> _WORK REQUIRED_: Look through the records below and give the number of lines holding the string "recebeu", nothing more.

========

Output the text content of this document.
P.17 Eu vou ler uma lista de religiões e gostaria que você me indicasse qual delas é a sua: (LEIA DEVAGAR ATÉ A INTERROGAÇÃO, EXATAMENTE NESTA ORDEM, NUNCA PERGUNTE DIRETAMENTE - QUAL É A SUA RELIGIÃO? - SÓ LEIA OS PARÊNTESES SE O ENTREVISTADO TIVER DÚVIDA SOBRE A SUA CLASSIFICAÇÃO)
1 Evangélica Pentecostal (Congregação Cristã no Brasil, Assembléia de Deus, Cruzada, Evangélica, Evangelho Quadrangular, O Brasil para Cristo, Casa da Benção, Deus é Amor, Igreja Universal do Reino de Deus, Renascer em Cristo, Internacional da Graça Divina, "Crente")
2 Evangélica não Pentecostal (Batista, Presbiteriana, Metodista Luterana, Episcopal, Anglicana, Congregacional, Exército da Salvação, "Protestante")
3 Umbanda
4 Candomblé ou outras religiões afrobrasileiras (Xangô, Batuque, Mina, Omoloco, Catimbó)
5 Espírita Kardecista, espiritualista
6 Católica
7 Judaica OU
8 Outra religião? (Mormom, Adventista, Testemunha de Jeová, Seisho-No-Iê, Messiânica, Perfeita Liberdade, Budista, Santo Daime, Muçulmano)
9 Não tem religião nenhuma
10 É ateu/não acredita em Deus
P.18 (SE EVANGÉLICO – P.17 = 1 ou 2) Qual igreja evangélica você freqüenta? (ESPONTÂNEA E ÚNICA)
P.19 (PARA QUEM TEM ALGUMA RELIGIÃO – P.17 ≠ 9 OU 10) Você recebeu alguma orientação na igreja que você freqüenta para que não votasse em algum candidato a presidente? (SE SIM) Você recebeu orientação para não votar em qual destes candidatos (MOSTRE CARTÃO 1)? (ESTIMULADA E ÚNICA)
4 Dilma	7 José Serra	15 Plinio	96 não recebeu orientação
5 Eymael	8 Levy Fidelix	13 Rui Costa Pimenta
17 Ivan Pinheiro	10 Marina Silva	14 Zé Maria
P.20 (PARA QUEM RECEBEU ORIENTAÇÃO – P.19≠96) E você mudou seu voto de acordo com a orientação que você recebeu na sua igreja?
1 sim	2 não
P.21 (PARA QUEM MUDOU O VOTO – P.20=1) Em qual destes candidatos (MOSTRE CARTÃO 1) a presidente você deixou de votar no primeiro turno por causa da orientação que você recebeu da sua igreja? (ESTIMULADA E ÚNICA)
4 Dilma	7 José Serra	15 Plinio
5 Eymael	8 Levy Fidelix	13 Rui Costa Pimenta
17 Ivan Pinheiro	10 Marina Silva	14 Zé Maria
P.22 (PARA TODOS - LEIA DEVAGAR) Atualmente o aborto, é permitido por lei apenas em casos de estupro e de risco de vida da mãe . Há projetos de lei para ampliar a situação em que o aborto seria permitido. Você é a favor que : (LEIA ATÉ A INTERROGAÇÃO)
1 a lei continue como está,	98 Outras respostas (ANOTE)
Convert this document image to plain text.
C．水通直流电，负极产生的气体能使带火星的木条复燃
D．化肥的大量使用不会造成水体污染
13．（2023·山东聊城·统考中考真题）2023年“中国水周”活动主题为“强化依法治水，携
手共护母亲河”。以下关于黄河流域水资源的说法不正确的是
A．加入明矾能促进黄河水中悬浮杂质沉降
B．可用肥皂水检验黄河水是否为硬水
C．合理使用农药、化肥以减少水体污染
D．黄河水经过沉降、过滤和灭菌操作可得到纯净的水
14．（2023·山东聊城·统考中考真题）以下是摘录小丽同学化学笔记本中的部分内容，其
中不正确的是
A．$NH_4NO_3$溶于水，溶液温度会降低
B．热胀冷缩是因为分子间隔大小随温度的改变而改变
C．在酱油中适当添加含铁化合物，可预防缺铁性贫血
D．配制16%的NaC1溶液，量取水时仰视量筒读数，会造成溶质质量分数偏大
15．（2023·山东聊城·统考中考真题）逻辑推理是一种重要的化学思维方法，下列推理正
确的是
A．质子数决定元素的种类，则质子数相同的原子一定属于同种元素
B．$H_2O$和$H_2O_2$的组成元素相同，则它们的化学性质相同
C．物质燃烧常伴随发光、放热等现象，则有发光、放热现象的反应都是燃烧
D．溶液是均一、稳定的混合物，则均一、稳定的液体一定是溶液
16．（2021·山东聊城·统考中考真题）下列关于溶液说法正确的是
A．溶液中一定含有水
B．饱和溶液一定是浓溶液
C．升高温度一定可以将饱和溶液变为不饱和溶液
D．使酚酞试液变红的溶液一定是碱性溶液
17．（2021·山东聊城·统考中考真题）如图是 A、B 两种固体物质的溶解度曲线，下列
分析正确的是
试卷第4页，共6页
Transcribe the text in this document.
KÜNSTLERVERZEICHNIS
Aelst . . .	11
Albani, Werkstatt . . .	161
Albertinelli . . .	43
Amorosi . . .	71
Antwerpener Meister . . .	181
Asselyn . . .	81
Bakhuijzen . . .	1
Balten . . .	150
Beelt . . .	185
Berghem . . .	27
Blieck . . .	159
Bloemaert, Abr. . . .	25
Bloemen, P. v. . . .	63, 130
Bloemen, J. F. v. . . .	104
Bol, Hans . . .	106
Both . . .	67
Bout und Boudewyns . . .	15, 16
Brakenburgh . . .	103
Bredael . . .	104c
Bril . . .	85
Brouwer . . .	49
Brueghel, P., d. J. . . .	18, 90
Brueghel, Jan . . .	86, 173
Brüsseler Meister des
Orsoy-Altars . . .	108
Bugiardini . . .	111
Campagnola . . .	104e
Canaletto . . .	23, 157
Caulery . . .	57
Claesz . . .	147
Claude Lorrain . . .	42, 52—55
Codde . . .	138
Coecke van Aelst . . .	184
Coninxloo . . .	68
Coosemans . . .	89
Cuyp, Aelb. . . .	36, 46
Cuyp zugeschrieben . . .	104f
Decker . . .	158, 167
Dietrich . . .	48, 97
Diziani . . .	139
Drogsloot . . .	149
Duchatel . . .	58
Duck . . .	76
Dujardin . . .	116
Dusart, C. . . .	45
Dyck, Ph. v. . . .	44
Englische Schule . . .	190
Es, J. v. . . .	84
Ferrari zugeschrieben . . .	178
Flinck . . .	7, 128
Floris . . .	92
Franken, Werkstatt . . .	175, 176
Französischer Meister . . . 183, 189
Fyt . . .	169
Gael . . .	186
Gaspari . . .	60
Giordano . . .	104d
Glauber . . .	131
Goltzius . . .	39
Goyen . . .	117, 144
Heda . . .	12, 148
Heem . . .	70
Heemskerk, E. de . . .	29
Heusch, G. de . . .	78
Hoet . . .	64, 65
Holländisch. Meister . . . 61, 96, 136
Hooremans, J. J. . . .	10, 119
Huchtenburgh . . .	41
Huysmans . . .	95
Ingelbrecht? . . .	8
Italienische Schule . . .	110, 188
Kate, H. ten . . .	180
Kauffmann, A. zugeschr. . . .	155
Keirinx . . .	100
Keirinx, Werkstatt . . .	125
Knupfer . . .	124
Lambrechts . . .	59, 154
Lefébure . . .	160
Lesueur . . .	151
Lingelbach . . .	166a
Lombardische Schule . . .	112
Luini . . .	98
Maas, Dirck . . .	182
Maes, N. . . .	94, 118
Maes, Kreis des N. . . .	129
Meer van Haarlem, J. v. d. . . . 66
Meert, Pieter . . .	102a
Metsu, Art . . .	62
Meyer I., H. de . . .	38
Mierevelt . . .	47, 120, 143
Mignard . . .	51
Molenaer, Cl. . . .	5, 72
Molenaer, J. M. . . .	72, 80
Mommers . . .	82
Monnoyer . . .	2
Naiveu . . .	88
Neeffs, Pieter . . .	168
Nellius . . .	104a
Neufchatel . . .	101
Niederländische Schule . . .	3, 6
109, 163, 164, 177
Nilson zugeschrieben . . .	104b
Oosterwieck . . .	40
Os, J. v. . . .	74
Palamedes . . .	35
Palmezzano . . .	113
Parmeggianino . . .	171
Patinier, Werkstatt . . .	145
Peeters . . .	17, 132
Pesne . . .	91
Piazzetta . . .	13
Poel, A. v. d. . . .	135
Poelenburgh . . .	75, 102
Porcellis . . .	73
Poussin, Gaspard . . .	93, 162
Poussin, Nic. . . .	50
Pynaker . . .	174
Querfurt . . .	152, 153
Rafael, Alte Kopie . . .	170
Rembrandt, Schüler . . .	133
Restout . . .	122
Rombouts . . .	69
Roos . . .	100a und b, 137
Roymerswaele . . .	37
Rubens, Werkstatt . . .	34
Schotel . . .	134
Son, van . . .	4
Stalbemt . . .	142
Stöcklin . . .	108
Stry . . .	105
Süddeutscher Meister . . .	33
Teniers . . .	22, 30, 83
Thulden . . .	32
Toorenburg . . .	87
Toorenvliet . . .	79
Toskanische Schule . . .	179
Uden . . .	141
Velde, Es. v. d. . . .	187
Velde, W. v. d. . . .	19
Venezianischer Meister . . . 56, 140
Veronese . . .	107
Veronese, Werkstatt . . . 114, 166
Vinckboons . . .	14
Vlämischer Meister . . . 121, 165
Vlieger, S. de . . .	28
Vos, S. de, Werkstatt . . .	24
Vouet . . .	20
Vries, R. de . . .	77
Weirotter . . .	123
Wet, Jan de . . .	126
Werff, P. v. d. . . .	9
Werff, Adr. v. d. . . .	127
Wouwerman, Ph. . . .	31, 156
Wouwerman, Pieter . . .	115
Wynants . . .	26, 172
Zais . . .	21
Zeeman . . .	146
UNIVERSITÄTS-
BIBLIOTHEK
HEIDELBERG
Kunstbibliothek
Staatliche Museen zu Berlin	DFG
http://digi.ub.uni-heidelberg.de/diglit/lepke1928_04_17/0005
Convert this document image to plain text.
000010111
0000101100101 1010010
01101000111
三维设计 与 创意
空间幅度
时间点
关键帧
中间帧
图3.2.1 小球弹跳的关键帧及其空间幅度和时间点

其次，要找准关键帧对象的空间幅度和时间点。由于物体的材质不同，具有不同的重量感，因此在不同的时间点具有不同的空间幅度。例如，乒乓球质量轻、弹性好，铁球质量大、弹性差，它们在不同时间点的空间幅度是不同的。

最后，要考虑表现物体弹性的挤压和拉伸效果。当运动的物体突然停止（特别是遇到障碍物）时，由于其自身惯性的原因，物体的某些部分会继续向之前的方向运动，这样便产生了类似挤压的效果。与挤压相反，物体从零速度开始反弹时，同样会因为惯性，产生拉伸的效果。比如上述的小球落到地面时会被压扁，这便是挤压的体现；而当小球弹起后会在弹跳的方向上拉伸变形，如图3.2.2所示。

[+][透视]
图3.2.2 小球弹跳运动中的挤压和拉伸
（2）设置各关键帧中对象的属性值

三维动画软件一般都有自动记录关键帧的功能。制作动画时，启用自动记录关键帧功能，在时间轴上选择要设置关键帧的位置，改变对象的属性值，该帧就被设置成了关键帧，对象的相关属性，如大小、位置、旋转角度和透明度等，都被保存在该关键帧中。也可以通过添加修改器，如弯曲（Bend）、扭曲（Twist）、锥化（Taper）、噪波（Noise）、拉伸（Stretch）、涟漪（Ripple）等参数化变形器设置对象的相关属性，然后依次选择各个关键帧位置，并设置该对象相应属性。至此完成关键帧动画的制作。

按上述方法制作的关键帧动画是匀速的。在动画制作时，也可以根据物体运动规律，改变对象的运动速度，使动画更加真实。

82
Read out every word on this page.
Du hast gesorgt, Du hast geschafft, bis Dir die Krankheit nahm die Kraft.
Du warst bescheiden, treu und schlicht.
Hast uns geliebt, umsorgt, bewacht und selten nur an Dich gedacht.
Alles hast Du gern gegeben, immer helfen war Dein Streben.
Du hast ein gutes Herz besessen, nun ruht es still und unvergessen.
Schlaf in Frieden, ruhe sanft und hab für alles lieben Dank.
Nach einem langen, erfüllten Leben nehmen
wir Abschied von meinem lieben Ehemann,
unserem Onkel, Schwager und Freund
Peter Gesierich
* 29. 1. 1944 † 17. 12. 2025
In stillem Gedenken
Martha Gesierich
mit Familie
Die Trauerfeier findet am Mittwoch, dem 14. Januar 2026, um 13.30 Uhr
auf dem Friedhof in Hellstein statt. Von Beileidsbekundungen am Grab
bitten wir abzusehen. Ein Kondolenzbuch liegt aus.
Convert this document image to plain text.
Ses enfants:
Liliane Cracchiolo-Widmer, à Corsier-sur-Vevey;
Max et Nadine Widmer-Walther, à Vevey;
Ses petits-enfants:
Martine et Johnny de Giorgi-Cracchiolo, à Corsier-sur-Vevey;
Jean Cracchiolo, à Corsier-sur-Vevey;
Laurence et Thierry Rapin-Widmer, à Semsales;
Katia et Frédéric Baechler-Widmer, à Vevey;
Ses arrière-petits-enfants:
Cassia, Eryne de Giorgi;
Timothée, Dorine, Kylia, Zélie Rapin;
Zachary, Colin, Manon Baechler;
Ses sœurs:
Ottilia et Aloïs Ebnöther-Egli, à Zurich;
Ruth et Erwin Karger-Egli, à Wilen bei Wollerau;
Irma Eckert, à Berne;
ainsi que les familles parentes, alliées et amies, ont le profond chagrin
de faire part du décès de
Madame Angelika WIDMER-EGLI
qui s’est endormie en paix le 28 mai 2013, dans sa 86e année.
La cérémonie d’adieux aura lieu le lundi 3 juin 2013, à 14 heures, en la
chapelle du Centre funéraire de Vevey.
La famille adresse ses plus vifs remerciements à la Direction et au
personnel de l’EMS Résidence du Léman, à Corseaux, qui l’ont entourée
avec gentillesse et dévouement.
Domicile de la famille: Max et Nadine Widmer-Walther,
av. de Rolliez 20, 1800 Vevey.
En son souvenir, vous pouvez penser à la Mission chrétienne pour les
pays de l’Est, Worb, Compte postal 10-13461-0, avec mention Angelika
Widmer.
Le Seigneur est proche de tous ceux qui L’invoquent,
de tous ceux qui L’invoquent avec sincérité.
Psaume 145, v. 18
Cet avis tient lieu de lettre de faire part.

========

> _EXERCISE RESULT_: 4